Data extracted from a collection
◆ ◆ ◆

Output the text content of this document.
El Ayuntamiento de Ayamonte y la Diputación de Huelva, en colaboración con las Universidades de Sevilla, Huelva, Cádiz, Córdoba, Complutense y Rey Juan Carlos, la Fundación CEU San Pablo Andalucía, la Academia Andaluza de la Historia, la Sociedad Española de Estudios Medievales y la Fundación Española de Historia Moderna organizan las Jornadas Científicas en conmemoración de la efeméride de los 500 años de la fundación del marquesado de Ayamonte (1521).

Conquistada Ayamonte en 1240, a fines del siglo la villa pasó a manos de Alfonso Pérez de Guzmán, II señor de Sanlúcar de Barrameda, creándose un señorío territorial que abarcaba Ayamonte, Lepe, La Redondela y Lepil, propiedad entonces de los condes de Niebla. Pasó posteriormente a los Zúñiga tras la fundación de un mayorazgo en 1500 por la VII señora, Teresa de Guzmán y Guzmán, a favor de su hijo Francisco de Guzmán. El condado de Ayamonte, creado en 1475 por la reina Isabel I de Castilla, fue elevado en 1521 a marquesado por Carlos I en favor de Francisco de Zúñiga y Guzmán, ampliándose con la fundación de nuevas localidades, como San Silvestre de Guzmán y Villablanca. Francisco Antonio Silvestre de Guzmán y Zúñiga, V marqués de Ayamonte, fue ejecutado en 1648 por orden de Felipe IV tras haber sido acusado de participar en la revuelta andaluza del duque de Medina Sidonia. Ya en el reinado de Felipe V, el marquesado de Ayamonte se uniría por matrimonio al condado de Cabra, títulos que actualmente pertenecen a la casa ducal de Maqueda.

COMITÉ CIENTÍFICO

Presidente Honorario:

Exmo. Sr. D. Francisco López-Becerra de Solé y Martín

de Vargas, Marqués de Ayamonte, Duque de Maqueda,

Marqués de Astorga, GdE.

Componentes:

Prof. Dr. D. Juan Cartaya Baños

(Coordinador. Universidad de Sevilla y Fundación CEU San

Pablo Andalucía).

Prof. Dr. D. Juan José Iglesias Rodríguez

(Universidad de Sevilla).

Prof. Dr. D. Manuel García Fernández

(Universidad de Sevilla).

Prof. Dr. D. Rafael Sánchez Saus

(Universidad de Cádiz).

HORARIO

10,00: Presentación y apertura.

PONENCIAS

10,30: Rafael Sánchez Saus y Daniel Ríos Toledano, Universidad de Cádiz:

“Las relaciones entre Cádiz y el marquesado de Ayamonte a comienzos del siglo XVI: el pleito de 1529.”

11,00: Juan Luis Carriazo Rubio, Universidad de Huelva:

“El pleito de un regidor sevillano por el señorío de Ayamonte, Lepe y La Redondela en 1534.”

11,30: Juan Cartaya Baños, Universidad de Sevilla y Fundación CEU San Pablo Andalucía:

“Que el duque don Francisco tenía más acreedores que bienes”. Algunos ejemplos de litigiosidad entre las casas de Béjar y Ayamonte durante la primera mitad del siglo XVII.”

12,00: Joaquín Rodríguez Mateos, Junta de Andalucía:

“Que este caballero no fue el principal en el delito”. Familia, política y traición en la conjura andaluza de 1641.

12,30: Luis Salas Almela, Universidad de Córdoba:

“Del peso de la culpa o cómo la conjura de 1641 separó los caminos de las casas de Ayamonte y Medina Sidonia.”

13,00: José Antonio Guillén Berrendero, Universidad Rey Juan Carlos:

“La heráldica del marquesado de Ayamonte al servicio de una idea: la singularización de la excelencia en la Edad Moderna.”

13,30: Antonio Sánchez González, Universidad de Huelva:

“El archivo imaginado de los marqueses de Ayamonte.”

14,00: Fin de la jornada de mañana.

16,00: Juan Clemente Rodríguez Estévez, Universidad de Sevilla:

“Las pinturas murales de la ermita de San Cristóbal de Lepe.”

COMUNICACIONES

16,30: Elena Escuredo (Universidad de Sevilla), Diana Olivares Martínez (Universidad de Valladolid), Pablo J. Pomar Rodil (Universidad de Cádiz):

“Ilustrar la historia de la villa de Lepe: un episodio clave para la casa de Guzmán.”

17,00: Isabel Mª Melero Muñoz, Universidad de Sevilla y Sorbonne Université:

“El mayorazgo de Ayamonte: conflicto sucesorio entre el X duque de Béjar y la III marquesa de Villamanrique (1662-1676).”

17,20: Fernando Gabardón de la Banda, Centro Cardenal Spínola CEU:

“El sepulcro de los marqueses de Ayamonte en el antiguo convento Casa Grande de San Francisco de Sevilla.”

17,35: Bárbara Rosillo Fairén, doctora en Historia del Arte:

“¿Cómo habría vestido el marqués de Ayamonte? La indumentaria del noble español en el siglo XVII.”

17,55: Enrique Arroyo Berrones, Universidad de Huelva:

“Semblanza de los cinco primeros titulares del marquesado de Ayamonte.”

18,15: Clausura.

◆ ◆ ◆

Please return the data above exactly as given.

Solution:
Output the text content of this document.
El Ayuntamiento de Ayamonte y la Diputación de Huelva, en colaboración con las Universidades de Sevilla, Huelva, Cádiz, Córdoba, Complutense y Rey Juan Carlos, la Fundación CEU San Pablo Andalucía, la Academia Andaluza de la Historia, la Sociedad Española de Estudios Medievales y la Fundación Española de Historia Moderna organizan las Jornadas Científicas en conmemoración de la efeméride de los 500 años de la fundación del marquesado de Ayamonte (1521).

Conquistada Ayamonte en 1240, a fines del siglo la villa pasó a manos de Alfonso Pérez de Guzmán, II señor de Sanlúcar de Barrameda, creándose un señorío territorial que abarcaba Ayamonte, Lepe, La Redondela y Lepil, propiedad entonces de los condes de Niebla. Pasó posteriormente a los Zúñiga tras la fundación de un mayorazgo en 1500 por la VII señora, Teresa de Guzmán y Guzmán, a favor de su hijo Francisco de Guzmán. El condado de Ayamonte, creado en 1475 por la reina Isabel I de Castilla, fue elevado en 1521 a marquesado por Carlos I en favor de Francisco de Zúñiga y Guzmán, ampliándose con la fundación de nuevas localidades, como San Silvestre de Guzmán y Villablanca. Francisco Antonio Silvestre de Guzmán y Zúñiga, V marqués de Ayamonte, fue ejecutado en 1648 por orden de Felipe IV tras haber sido acusado de participar en la revuelta andaluza del duque de Medina Sidonia. Ya en el reinado de Felipe V, el marquesado de Ayamonte se uniría por matrimonio al condado de Cabra, títulos que actualmente pertenecen a la casa ducal de Maqueda.

COMITÉ CIENTÍFICO

Presidente Honorario:

Exmo. Sr. D. Francisco López-Becerra de Solé y Martín

de Vargas, Marqués de Ayamonte, Duque de Maqueda,

Marqués de Astorga, GdE.

Componentes:

Prof. Dr. D. Juan Cartaya Baños

(Coordinador. Universidad de Sevilla y Fundación CEU San

Pablo Andalucía).

Prof. Dr. D. Juan José Iglesias Rodríguez

(Universidad de Sevilla).

Prof. Dr. D. Manuel García Fernández

(Universidad de Sevilla).

Prof. Dr. D. Rafael Sánchez Saus

(Universidad de Cádiz).

HORARIO

10,00: Presentación y apertura.

PONENCIAS

10,30: Rafael Sánchez Saus y Daniel Ríos Toledano, Universidad de Cádiz:

“Las relaciones entre Cádiz y el marquesado de Ayamonte a comienzos del siglo XVI: el pleito de 1529.”

11,00: Juan Luis Carriazo Rubio, Universidad de Huelva:

“El pleito de un regidor sevillano por el señorío de Ayamonte, Lepe y La Redondela en 1534.”

11,30: Juan Cartaya Baños, Universidad de Sevilla y Fundación CEU San Pablo Andalucía:

“Que el duque don Francisco tenía más acreedores que bienes”. Algunos ejemplos de litigiosidad entre las casas de Béjar y Ayamonte durante la primera mitad del siglo XVII.”

12,00: Joaquín Rodríguez Mateos, Junta de Andalucía:

“Que este caballero no fue el principal en el delito”. Familia, política y traición en la conjura andaluza de 1641.

12,30: Luis Salas Almela, Universidad de Córdoba:

“Del peso de la culpa o cómo la conjura de 1641 separó los caminos de las casas de Ayamonte y Medina Sidonia.”

13,00: José Antonio Guillén Berrendero, Universidad Rey Juan Carlos:

“La heráldica del marquesado de Ayamonte al servicio de una idea: la singularización de la excelencia en la Edad Moderna.”

13,30: Antonio Sánchez González, Universidad de Huelva:

“El archivo imaginado de los marqueses de Ayamonte.”

14,00: Fin de la jornada de mañana.

16,00: Juan Clemente Rodríguez Estévez, Universidad de Sevilla:

“Las pinturas murales de la ermita de San Cristóbal de Lepe.”

COMUNICACIONES

16,30: Elena Escuredo (Universidad de Sevilla), Diana Olivares Martínez (Universidad de Valladolid), Pablo J. Pomar Rodil (Universidad de Cádiz):

“Ilustrar la historia de la villa de Lepe: un episodio clave para la casa de Guzmán.”

17,00: Isabel Mª Melero Muñoz, Universidad de Sevilla y Sorbonne Université:

“El mayorazgo de Ayamonte: conflicto sucesorio entre el X duque de Béjar y la III marquesa de Villamanrique (1662-1676).”

17,20: Fernando Gabardón de la Banda, Centro Cardenal Spínola CEU:

“El sepulcro de los marqueses de Ayamonte en el antiguo convento Casa Grande de San Francisco de Sevilla.”

17,35: Bárbara Rosillo Fairén, doctora en Historia del Arte:

“¿Cómo habría vestido el marqués de Ayamonte? La indumentaria del noble español en el siglo XVII.”

17,55: Enrique Arroyo Berrones, Universidad de Huelva:

“Semblanza de los cinco primeros titulares del marquesado de Ayamonte.”

18,15: Clausura.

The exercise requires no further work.